* BEGIN Data to process *

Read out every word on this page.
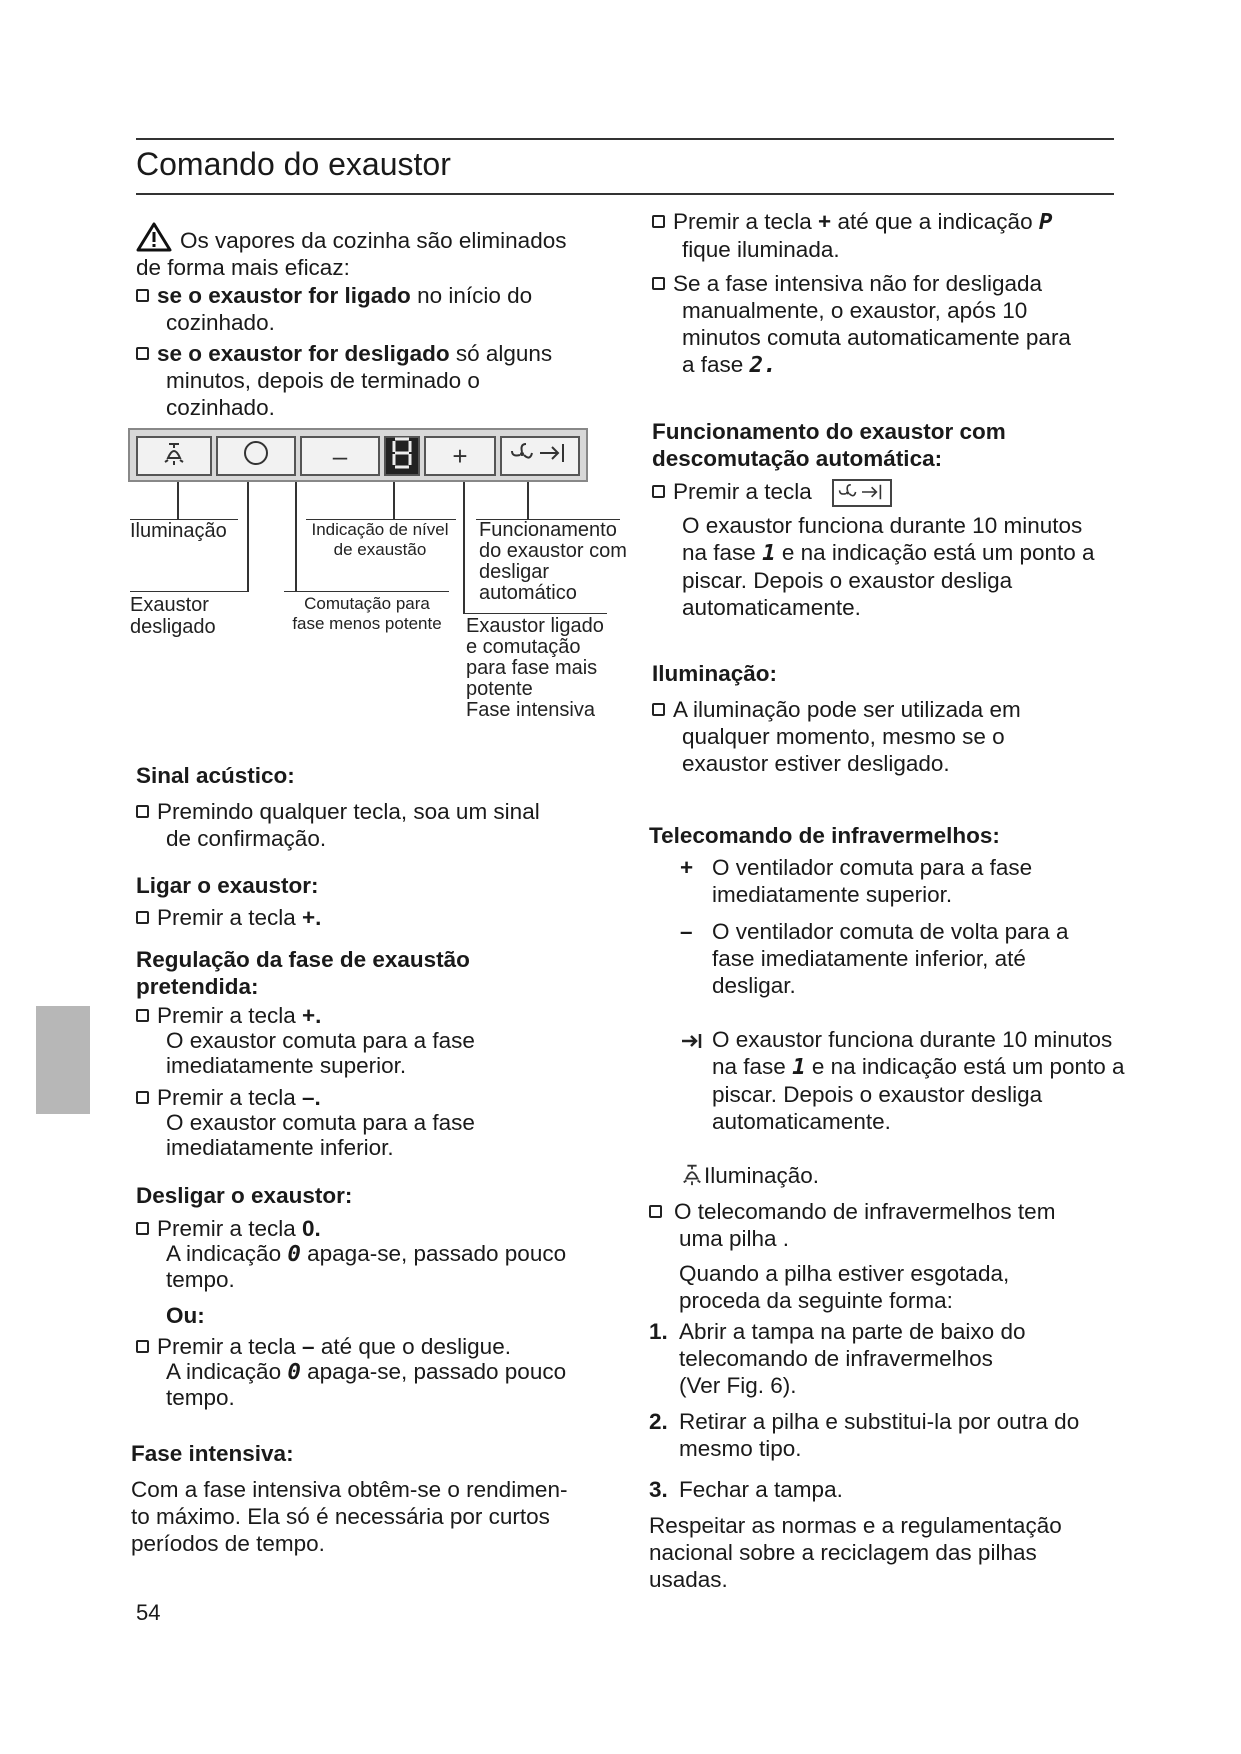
Comando do exaustor
Os vapores da cozinha são eliminados
de forma mais eficaz:
se o exaustor for ligado no início do
cozinhado.
se o exaustor for desligado só alguns
minutos, depois de terminado o
cozinhado.
–	+
Iluminação	Indicação de nível
de exaustão
Funcionamento
do exaustor com
desligar
automático
Exaustor
desligado
Comutação para
fase menos potente	Exaustor ligado
e comutação
para fase mais
potente
Fase intensiva
Sinal acústico:
Premindo qualquer tecla, soa um sinal
de confirmação.
Ligar o exaustor:
Premir a tecla +.
Regulação da fase de exaustão
pretendida:
Premir a tecla +.
O exaustor comuta para a fase
imediatamente superior.
Premir a tecla –.
O exaustor comuta para a fase
imediatamente inferior.
Desligar o exaustor:
Premir a tecla 0.
A indicação 0 apaga-se, passado pouco
tempo.
Ou:
Premir a tecla – até que o desligue.
A indicação 0 apaga-se, passado pouco
tempo.
Fase intensiva:
Com a fase intensiva obtêm-se o rendimen-
to máximo. Ela só é necessária por curtos
períodos de tempo.
54
Premir a tecla + até que a indicação P
fique iluminada.
Se a fase intensiva não for desligada
manualmente, o exaustor, após 10
minutos comuta automaticamente para
a fase 2.
Funcionamento do exaustor com
descomutação automática:
Premir a tecla
O exaustor funciona durante 10 minutos
na fase 1 e na indicação está um ponto a
piscar. Depois o exaustor desliga
automaticamente.
Iluminação:
A iluminação pode ser utilizada em
qualquer momento, mesmo se o
exaustor estiver desligado.
Telecomando de infravermelhos:
+ O ventilador comuta para a fase
imediatamente superior.
– O ventilador comuta de volta para a
fase imediatamente inferior, até
desligar.
O exaustor funciona durante 10 minutos
na fase 1 e na indicação está um ponto a
piscar. Depois o exaustor desliga
automaticamente.
Iluminação.
O telecomando de infravermelhos tem
uma pilha .
Quando a pilha estiver esgotada,
proceda da seguinte forma:
1. Abrir a tampa na parte de baixo do
telecomando de infravermelhos
(Ver Fig. 6).
2. Retirar a pilha e substitui-la por outra do
mesmo tipo.
3. Fechar a tampa.
Respeitar as normas e a regulamentação
nacional sobre a reciclagem das pilhas
usadas.
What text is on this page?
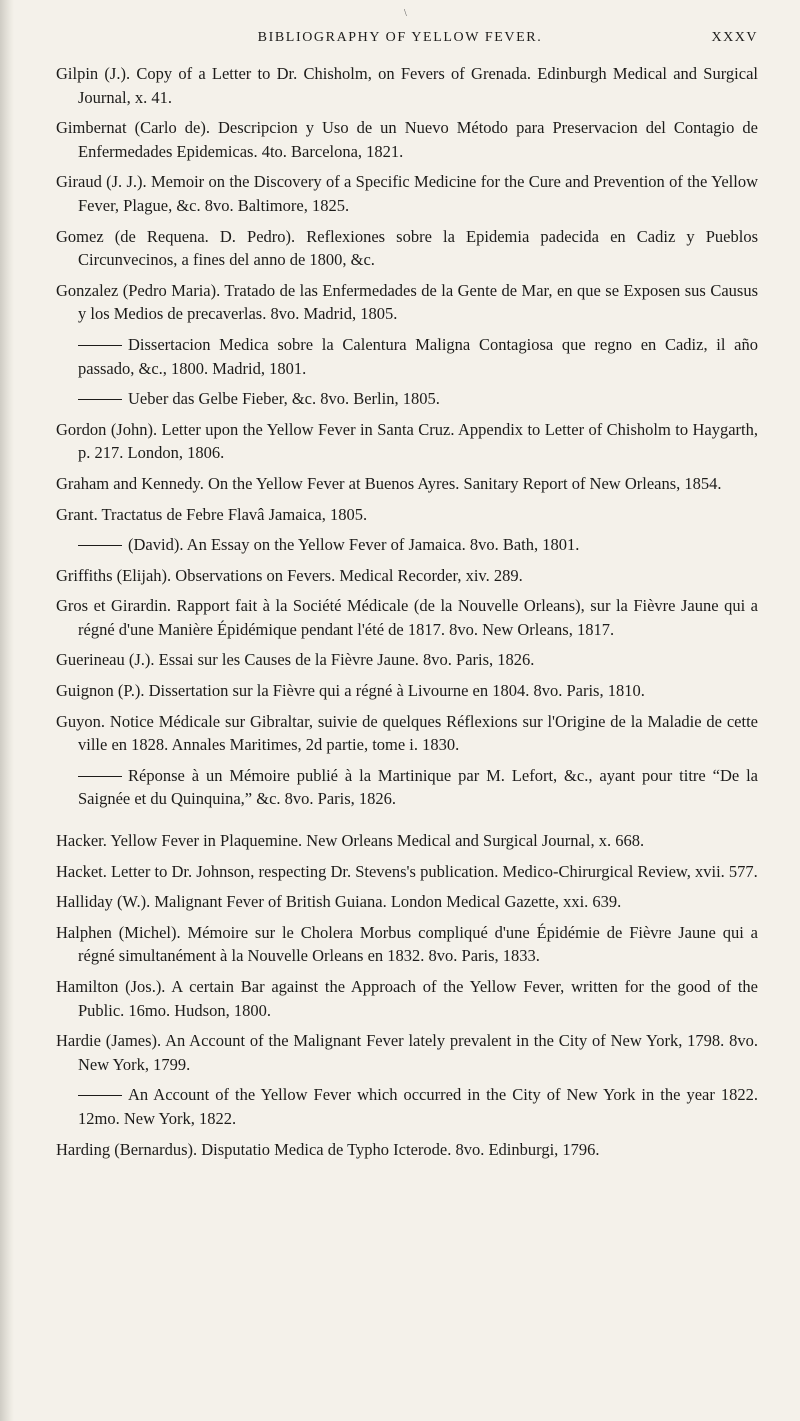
\
BIBLIOGRAPHY OF YELLOW FEVER.	XXXV

Gilpin (J.). Copy of a Letter to Dr. Chisholm, on Fevers of Grenada. Edinburgh Medical and Surgical Journal, x. 41.

Gimbernat (Carlo de). Descripcion y Uso de un Nuevo Método para Preservacion del Contagio de Enfermedades Epidemicas. 4to. Barcelona, 1821.

Giraud (J. J.). Memoir on the Discovery of a Specific Medicine for the Cure and Prevention of the Yellow Fever, Plague, &c. 8vo. Baltimore, 1825.

Gomez (de Requena. D. Pedro). Reflexiones sobre la Epidemia padecida en Cadiz y Pueblos Circunvecinos, a fines del anno de 1800, &c.

Gonzalez (Pedro Maria). Tratado de las Enfermedades de la Gente de Mar, en que se Exposen sus Causus y los Medios de precaverlas. 8vo. Madrid, 1805.

Dissertacion Medica sobre la Calentura Maligna Contagiosa que regno en Cadiz, il año passado, &c., 1800. Madrid, 1801.

Ueber das Gelbe Fieber, &c. 8vo. Berlin, 1805.

Gordon (John). Letter upon the Yellow Fever in Santa Cruz. Appendix to Letter of Chisholm to Haygarth, p. 217. London, 1806.

Graham and Kennedy. On the Yellow Fever at Buenos Ayres. Sanitary Report of New Orleans, 1854.

Grant. Tractatus de Febre Flavâ Jamaica, 1805.

(David). An Essay on the Yellow Fever of Jamaica. 8vo. Bath, 1801.

Griffiths (Elijah). Observations on Fevers. Medical Recorder, xiv. 289.

Gros et Girardin. Rapport fait à la Société Médicale (de la Nouvelle Orleans), sur la Fièvre Jaune qui a régné d'une Manière Épidémique pendant l'été de 1817. 8vo. New Orleans, 1817.

Guerineau (J.). Essai sur les Causes de la Fièvre Jaune. 8vo. Paris, 1826.

Guignon (P.). Dissertation sur la Fièvre qui a régné à Livourne en 1804. 8vo. Paris, 1810.

Guyon. Notice Médicale sur Gibraltar, suivie de quelques Réflexions sur l'Origine de la Maladie de cette ville en 1828. Annales Maritimes, 2d partie, tome i. 1830.

Réponse à un Mémoire publié à la Martinique par M. Lefort, &c., ayant pour titre “De la Saignée et du Quinquina,” &c. 8vo. Paris, 1826.

Hacker. Yellow Fever in Plaquemine. New Orleans Medical and Surgical Journal, x. 668.

Hacket. Letter to Dr. Johnson, respecting Dr. Stevens's publication. Medico-Chirurgical Review, xvii. 577.

Halliday (W.). Malignant Fever of British Guiana. London Medical Gazette, xxi. 639.

Halphen (Michel). Mémoire sur le Cholera Morbus compliqué d'une Épidémie de Fièvre Jaune qui a régné simultanément à la Nouvelle Orleans en 1832. 8vo. Paris, 1833.

Hamilton (Jos.). A certain Bar against the Approach of the Yellow Fever, written for the good of the Public. 16mo. Hudson, 1800.

Hardie (James). An Account of the Malignant Fever lately prevalent in the City of New York, 1798. 8vo. New York, 1799.

An Account of the Yellow Fever which occurred in the City of New York in the year 1822. 12mo. New York, 1822.

Harding (Bernardus). Disputatio Medica de Typho Icterode. 8vo. Edinburgi, 1796.
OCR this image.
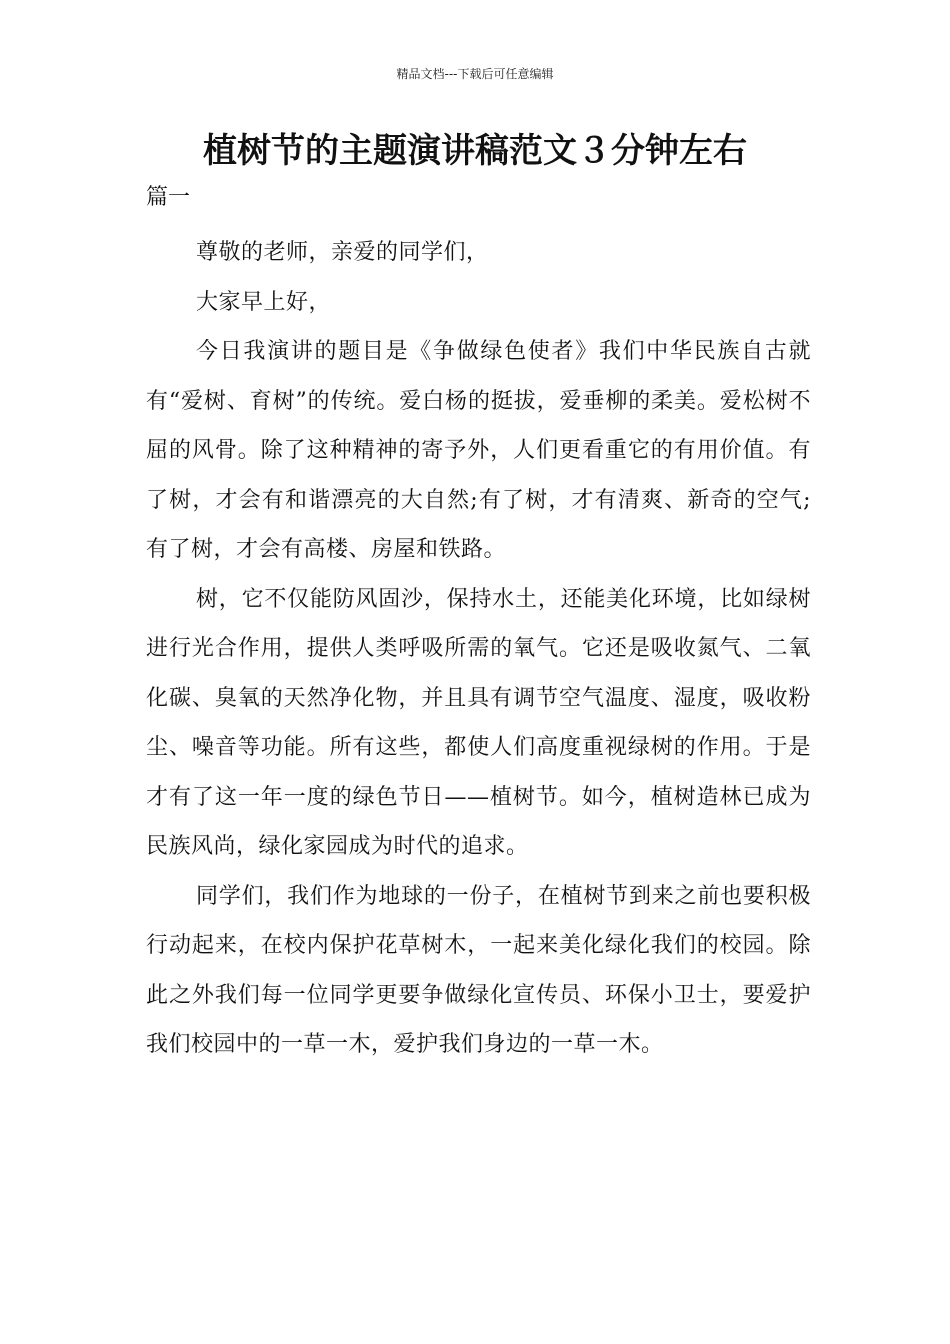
精品文档---下载后可任意编辑
植树节的主题演讲稿范文３分钟左右
篇一

尊敬的老师，亲爱的同学们，

大家早上好，

今日我演讲的题目是《争做绿色使者》我们中华民族自古就有“爱树、育树”的传统。爱白杨的挺拔，爱垂柳的柔美。爱松树不屈的风骨。除了这种精神的寄予外，人们更看重它的有用价值。有了树，才会有和谐漂亮的大自然;有了树，才有清爽、新奇的空气;有了树，才会有高楼、房屋和铁路。

树，它不仅能防风固沙，保持水土，还能美化环境，比如绿树进行光合作用，提供人类呼吸所需的氧气。它还是吸收氮气、二氧化碳、臭氧的天然净化物，并且具有调节空气温度、湿度，吸收粉尘、噪音等功能。所有这些，都使人们高度重视绿树的作用。于是才有了这一年一度的绿色节日——植树节。如今，植树造林已成为民族风尚，绿化家园成为时代的追求。

同学们，我们作为地球的一份子，在植树节到来之前也要积极行动起来，在校内保护花草树木，一起来美化绿化我们的校园。除此之外我们每一位同学更要争做绿化宣传员、环保小卫士，要爱护我们校园中的一草一木，爱护我们身边的一草一木。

* END Data to process *

▶ Task prompt: Reproduce all of the data exactly, omitting each picture it holds.

▶ Reply to the task:
Read out every word on this page.
Comando do exaustor
Os vapores da cozinha são eliminados
de forma mais eficaz:
se o exaustor for ligado no início do
cozinhado.
se o exaustor for desligado só alguns
minutos, depois de terminado o
cozinhado.
–	+
Iluminação	Indicação de nível
de exaustão
Funcionamento
do exaustor com
desligar
automático
Exaustor
desligado
Comutação para
fase menos potente	Exaustor ligado
e comutação
para fase mais
potente
Fase intensiva
Sinal acústico:
Premindo qualquer tecla, soa um sinal
de confirmação.
Ligar o exaustor:
Premir a tecla +.
Regulação da fase de exaustão
pretendida:
Premir a tecla +.
O exaustor comuta para a fase
imediatamente superior.
Premir a tecla –.
O exaustor comuta para a fase
imediatamente inferior.
Desligar o exaustor:
Premir a tecla 0.
A indicação 0 apaga-se, passado pouco
tempo.
Ou:
Premir a tecla – até que o desligue.
A indicação 0 apaga-se, passado pouco
tempo.
Fase intensiva:
Com a fase intensiva obtêm-se o rendimen-
to máximo. Ela só é necessária por curtos
períodos de tempo.
54
Premir a tecla + até que a indicação P
fique iluminada.
Se a fase intensiva não for desligada
manualmente, o exaustor, após 10
minutos comuta automaticamente para
a fase 2.
Funcionamento do exaustor com
descomutação automática:
Premir a tecla
O exaustor funciona durante 10 minutos
na fase 1 e na indicação está um ponto a
piscar. Depois o exaustor desliga
automaticamente.
Iluminação:
A iluminação pode ser utilizada em
qualquer momento, mesmo se o
exaustor estiver desligado.
Telecomando de infravermelhos:
+ O ventilador comuta para a fase
imediatamente superior.
– O ventilador comuta de volta para a
fase imediatamente inferior, até
desligar.
O exaustor funciona durante 10 minutos
na fase 1 e na indicação está um ponto a
piscar. Depois o exaustor desliga
automaticamente.
Iluminação.
O telecomando de infravermelhos tem
uma pilha .
Quando a pilha estiver esgotada,
proceda da seguinte forma:
1. Abrir a tampa na parte de baixo do
telecomando de infravermelhos
(Ver Fig. 6).
2. Retirar a pilha e substitui-la por outra do
mesmo tipo.
3. Fechar a tampa.
Respeitar as normas e a regulamentação
nacional sobre a reciclagem das pilhas
usadas.
What text is on this page?
\
BIBLIOGRAPHY OF YELLOW FEVER.	XXXV

Gilpin (J.). Copy of a Letter to Dr. Chisholm, on Fevers of Grenada. Edinburgh Medical and Surgical Journal, x. 41.

Gimbernat (Carlo de). Descripcion y Uso de un Nuevo Método para Preservacion del Contagio de Enfermedades Epidemicas. 4to. Barcelona, 1821.

Giraud (J. J.). Memoir on the Discovery of a Specific Medicine for the Cure and Prevention of the Yellow Fever, Plague, &c. 8vo. Baltimore, 1825.

Gomez (de Requena. D. Pedro). Reflexiones sobre la Epidemia padecida en Cadiz y Pueblos Circunvecinos, a fines del anno de 1800, &c.

Gonzalez (Pedro Maria). Tratado de las Enfermedades de la Gente de Mar, en que se Exposen sus Causus y los Medios de precaverlas. 8vo. Madrid, 1805.

Dissertacion Medica sobre la Calentura Maligna Contagiosa que regno en Cadiz, il año passado, &c., 1800. Madrid, 1801.

Ueber das Gelbe Fieber, &c. 8vo. Berlin, 1805.

Gordon (John). Letter upon the Yellow Fever in Santa Cruz. Appendix to Letter of Chisholm to Haygarth, p. 217. London, 1806.

Graham and Kennedy. On the Yellow Fever at Buenos Ayres. Sanitary Report of New Orleans, 1854.

Grant. Tractatus de Febre Flavâ Jamaica, 1805.

(David). An Essay on the Yellow Fever of Jamaica. 8vo. Bath, 1801.

Griffiths (Elijah). Observations on Fevers. Medical Recorder, xiv. 289.

Gros et Girardin. Rapport fait à la Société Médicale (de la Nouvelle Orleans), sur la Fièvre Jaune qui a régné d'une Manière Épidémique pendant l'été de 1817. 8vo. New Orleans, 1817.

Guerineau (J.). Essai sur les Causes de la Fièvre Jaune. 8vo. Paris, 1826.

Guignon (P.). Dissertation sur la Fièvre qui a régné à Livourne en 1804. 8vo. Paris, 1810.

Guyon. Notice Médicale sur Gibraltar, suivie de quelques Réflexions sur l'Origine de la Maladie de cette ville en 1828. Annales Maritimes, 2d partie, tome i. 1830.

Réponse à un Mémoire publié à la Martinique par M. Lefort, &c., ayant pour titre “De la Saignée et du Quinquina,” &c. 8vo. Paris, 1826.

Hacker. Yellow Fever in Plaquemine. New Orleans Medical and Surgical Journal, x. 668.

Hacket. Letter to Dr. Johnson, respecting Dr. Stevens's publication. Medico-Chirurgical Review, xvii. 577.

Halliday (W.). Malignant Fever of British Guiana. London Medical Gazette, xxi. 639.

Halphen (Michel). Mémoire sur le Cholera Morbus compliqué d'une Épidémie de Fièvre Jaune qui a régné simultanément à la Nouvelle Orleans en 1832. 8vo. Paris, 1833.

Hamilton (Jos.). A certain Bar against the Approach of the Yellow Fever, written for the good of the Public. 16mo. Hudson, 1800.

Hardie (James). An Account of the Malignant Fever lately prevalent in the City of New York, 1798. 8vo. New York, 1799.

An Account of the Yellow Fever which occurred in the City of New York in the year 1822. 12mo. New York, 1822.

Harding (Bernardus). Disputatio Medica de Typho Icterode. 8vo. Edinburgi, 1796.
OCR this image.
精品文档---下载后可任意编辑
植树节的主题演讲稿范文３分钟左右
篇一

尊敬的老师，亲爱的同学们，

大家早上好，

今日我演讲的题目是《争做绿色使者》我们中华民族自古就有“爱树、育树”的传统。爱白杨的挺拔，爱垂柳的柔美。爱松树不屈的风骨。除了这种精神的寄予外，人们更看重它的有用价值。有了树，才会有和谐漂亮的大自然;有了树，才有清爽、新奇的空气;有了树，才会有高楼、房屋和铁路。

树，它不仅能防风固沙，保持水土，还能美化环境，比如绿树进行光合作用，提供人类呼吸所需的氧气。它还是吸收氮气、二氧化碳、臭氧的天然净化物，并且具有调节空气温度、湿度，吸收粉尘、噪音等功能。所有这些，都使人们高度重视绿树的作用。于是才有了这一年一度的绿色节日——植树节。如今，植树造林已成为民族风尚，绿化家园成为时代的追求。

同学们，我们作为地球的一份子，在植树节到来之前也要积极行动起来，在校内保护花草树木，一起来美化绿化我们的校园。除此之外我们每一位同学更要争做绿化宣传员、环保小卫士，要爱护我们校园中的一草一木，爱护我们身边的一草一木。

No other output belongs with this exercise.